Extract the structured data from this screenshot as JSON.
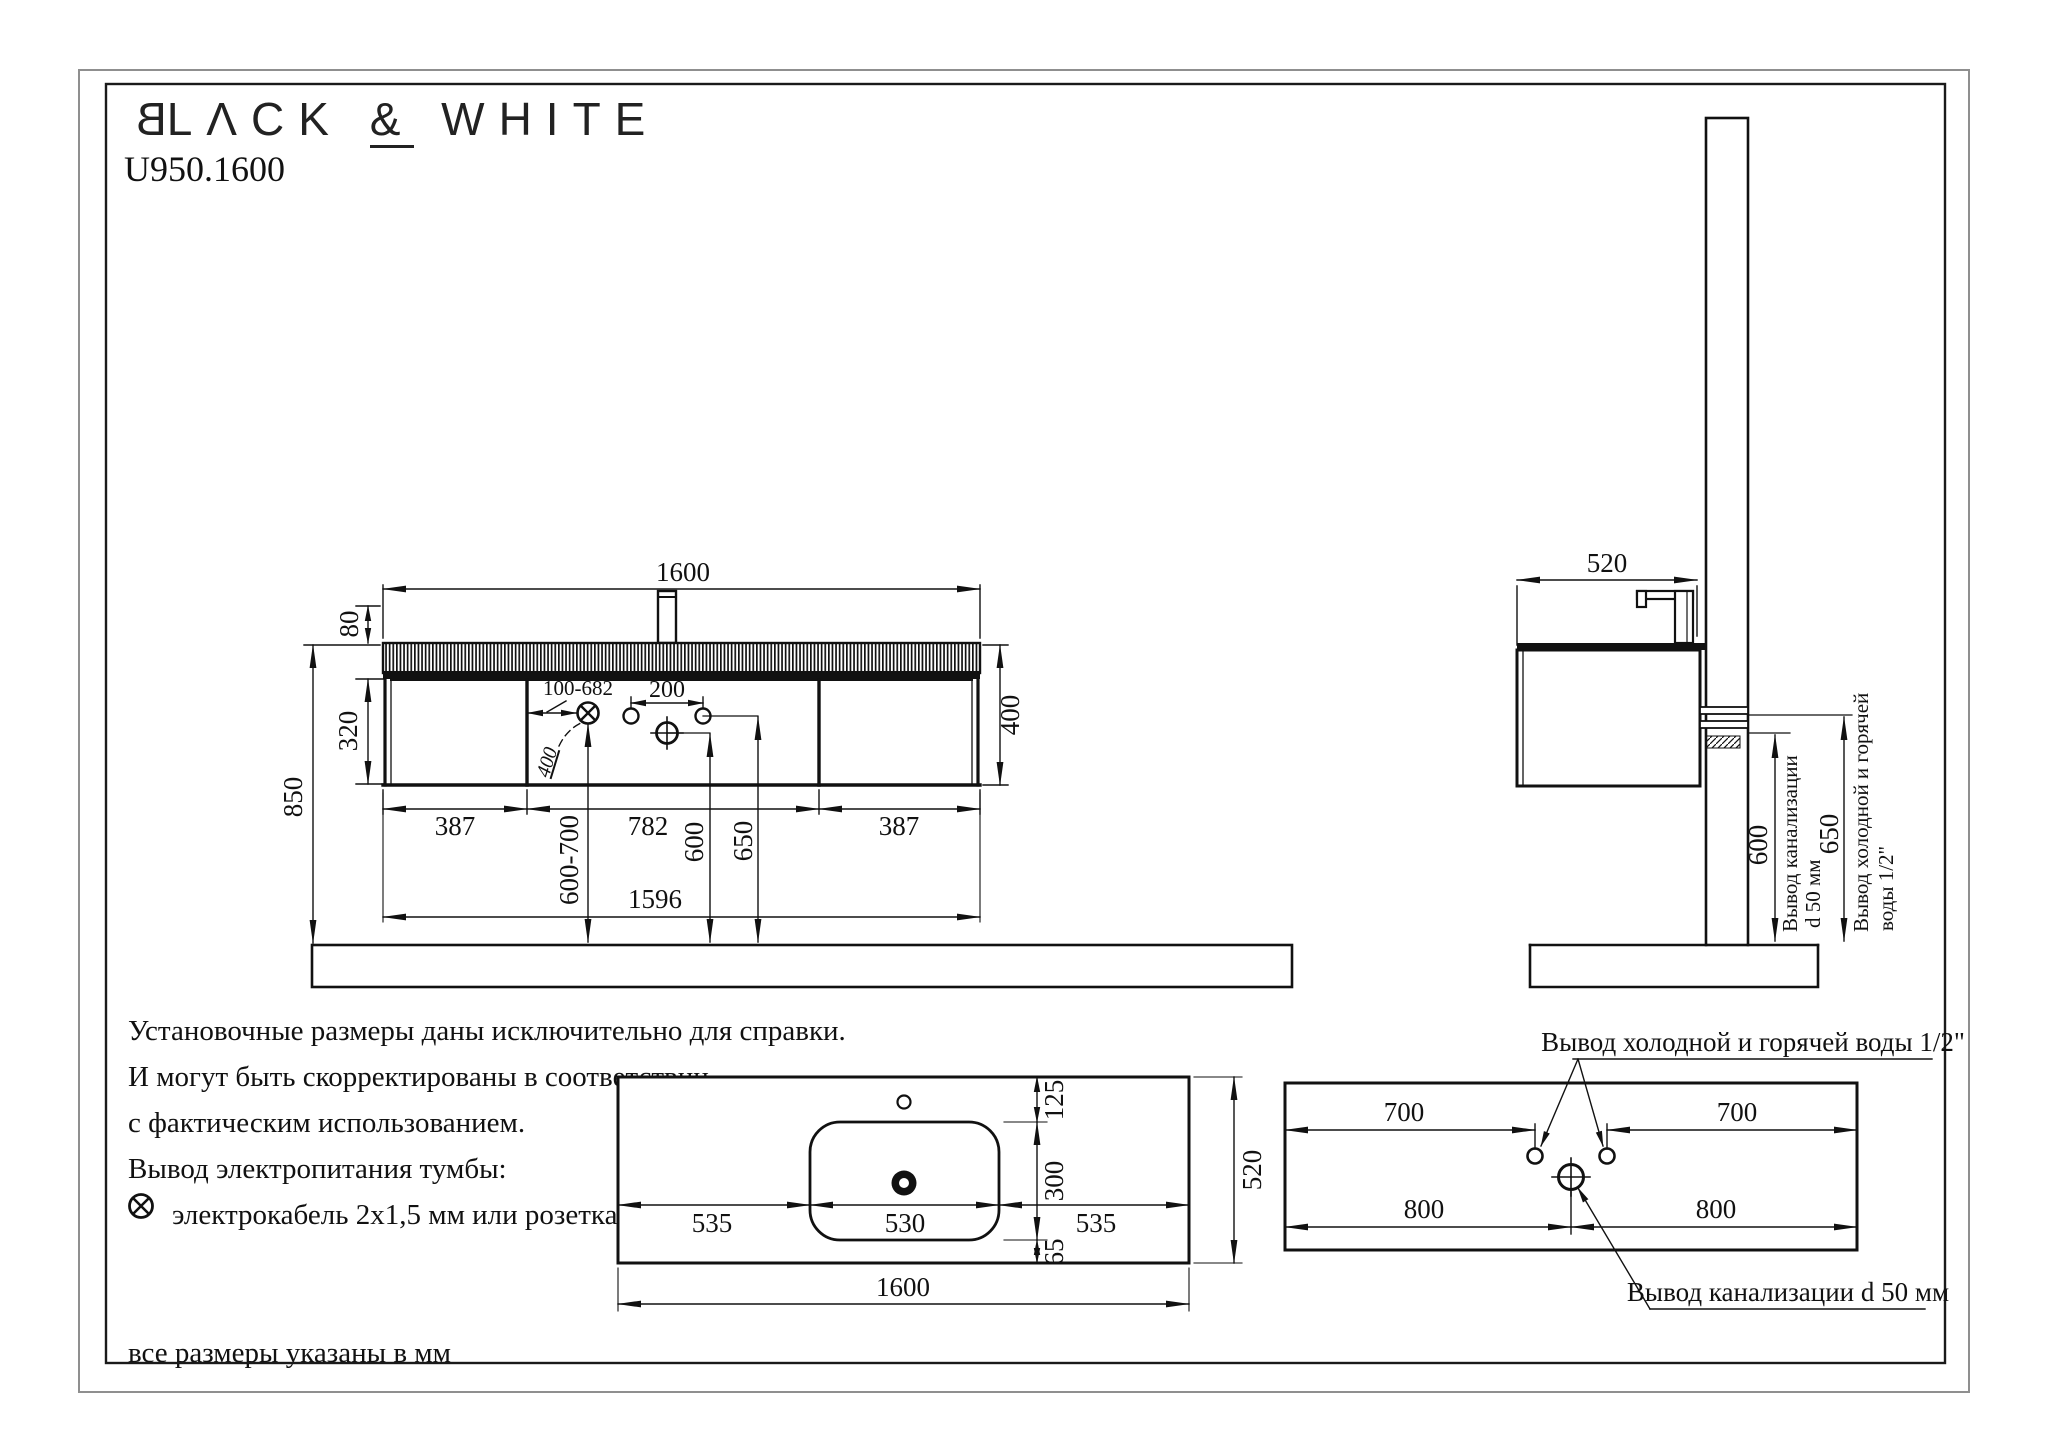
{
  "header": {
    "logo_b": "B",
    "logo_mid": "LΛCK",
    "logo_amp": "&",
    "logo_end": "WHITE",
    "model": "U950.1600"
  },
  "front": {
    "width_top": "1600",
    "tap_height": "80",
    "door_height": "320",
    "total_height": "850",
    "cabinet_height": "400",
    "width_left": "387",
    "width_center": "782",
    "width_right": "387",
    "width_mount": "1596",
    "socket_range": "100-682",
    "tap_holes": "200",
    "socket_depth": "400",
    "socket_height": "600-700",
    "drain_height": "600",
    "water_height": "650"
  },
  "side": {
    "depth": "520",
    "drain_height": "600",
    "water_height": "650",
    "drain_label_1": "Вывод канализации",
    "drain_label_2": "d 50 мм",
    "water_label_1": "Вывод холодной и горячей",
    "water_label_2": "воды 1/2\""
  },
  "top_view": {
    "width": "1600",
    "depth": "520",
    "tap_offset": "125",
    "bowl_depth": "300",
    "front_offset": "65",
    "left_margin": "535",
    "bowl_width": "530",
    "right_margin": "535"
  },
  "wall_view": {
    "water_left": "700",
    "water_right": "700",
    "drain_left": "800",
    "drain_right": "800",
    "water_label": "Вывод холодной и горячей воды 1/2\"",
    "drain_label": "Вывод канализации d 50 мм"
  },
  "notes": {
    "line1": "Установочные размеры даны исключительно для справки.",
    "line2": "И могут быть скорректированы в соответствии",
    "line3": "с фактическим использованием.",
    "line4": "Вывод электропитания тумбы:",
    "line5": "электрокабель 2x1,5 мм или розетка IP44.",
    "footer": "все размеры указаны в мм"
  }
}
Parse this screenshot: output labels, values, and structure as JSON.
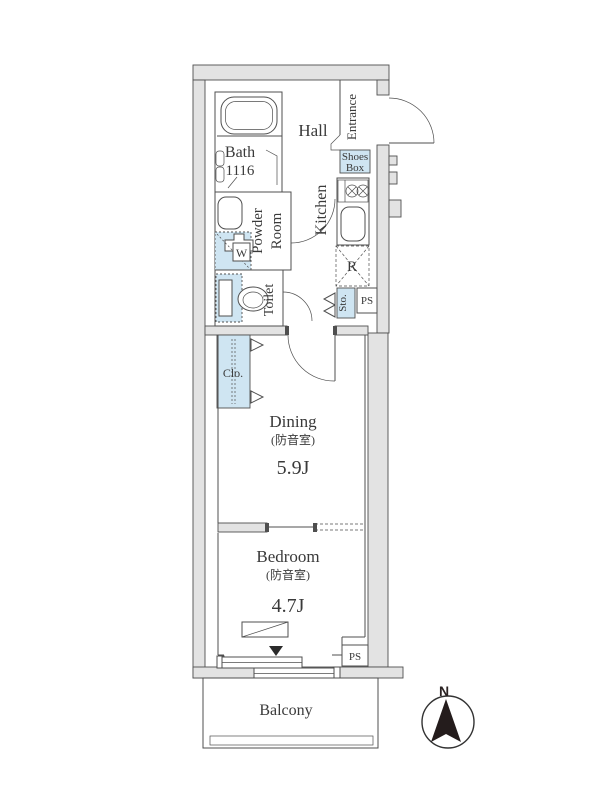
{
  "floorplan": {
    "bath": {
      "label": "Bath",
      "dim": "1116"
    },
    "hall": {
      "label": "Hall"
    },
    "entrance": {
      "label": "Entrance"
    },
    "shoes_box": {
      "line1": "Shoes",
      "line2": "Box"
    },
    "kitchen": {
      "label": "Kitchen"
    },
    "fridge": {
      "label": "R"
    },
    "powder_room": {
      "line1": "Powder",
      "line2": "Room"
    },
    "washer": {
      "label": "W"
    },
    "toilet": {
      "label": "Toilet"
    },
    "storage": {
      "label": "Sto."
    },
    "pipe_space_upper": {
      "label": "PS"
    },
    "closet": {
      "label": "Clo."
    },
    "dining": {
      "label": "Dining",
      "note": "(防音室)",
      "area": "5.9J"
    },
    "bedroom": {
      "label": "Bedroom",
      "note": "(防音室)",
      "area": "4.7J"
    },
    "pipe_space_lower": {
      "label": "PS"
    },
    "balcony": {
      "label": "Balcony"
    },
    "compass": {
      "label": "N"
    },
    "colors": {
      "wall_fill": "#e3e3e3",
      "fixture_blue": "#cfe5f2",
      "line": "#4a4a4a",
      "text": "#3a3a3a"
    }
  }
}
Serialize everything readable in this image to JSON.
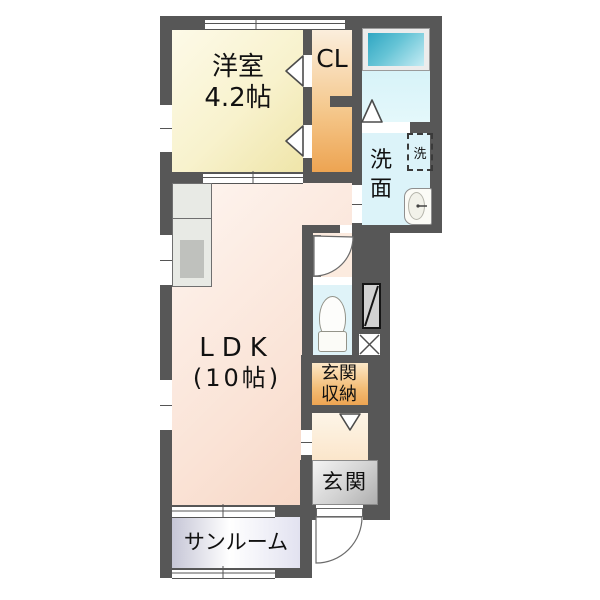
{
  "plan": {
    "title": "1LDK floor plan",
    "rooms": {
      "western_room": {
        "name": "洋室",
        "size": "4.2帖"
      },
      "closet": {
        "label": "CL"
      },
      "ldk": {
        "name": "LDK",
        "size": "(10帖)"
      },
      "washroom": {
        "label": "洗面"
      },
      "washer_space": {
        "label": "洗"
      },
      "entrance_storage": {
        "line1": "玄関",
        "line2": "収納"
      },
      "entrance": {
        "label": "玄関"
      },
      "sunroom": {
        "label": "サンルーム"
      }
    },
    "colors": {
      "wall": "#575757",
      "western_room": "#f4ecba",
      "closet": "#efad5c",
      "ldk": "#f8dccd",
      "bath_floor": "#dff5f9",
      "bathtub": "#3fb0c9",
      "washroom_floor": "#dcf3f9",
      "toilet_floor": "#dff3f8",
      "entrance_storage": "#eda452",
      "entrance_floor": "#bdbdbd",
      "sunroom_floor": "#dcdcec",
      "hall_floor": "#fcecd8",
      "kitchen_counter": "#e8eae5"
    }
  }
}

# WHAT TO WORK ON
From the entries above, return each line with the word "screenshot" in it.

# SOLUTION TO THE EXERCISE
Extract the structured data from this screenshot as JSON.
Parse this screenshot: output labels, values, and structure as JSON.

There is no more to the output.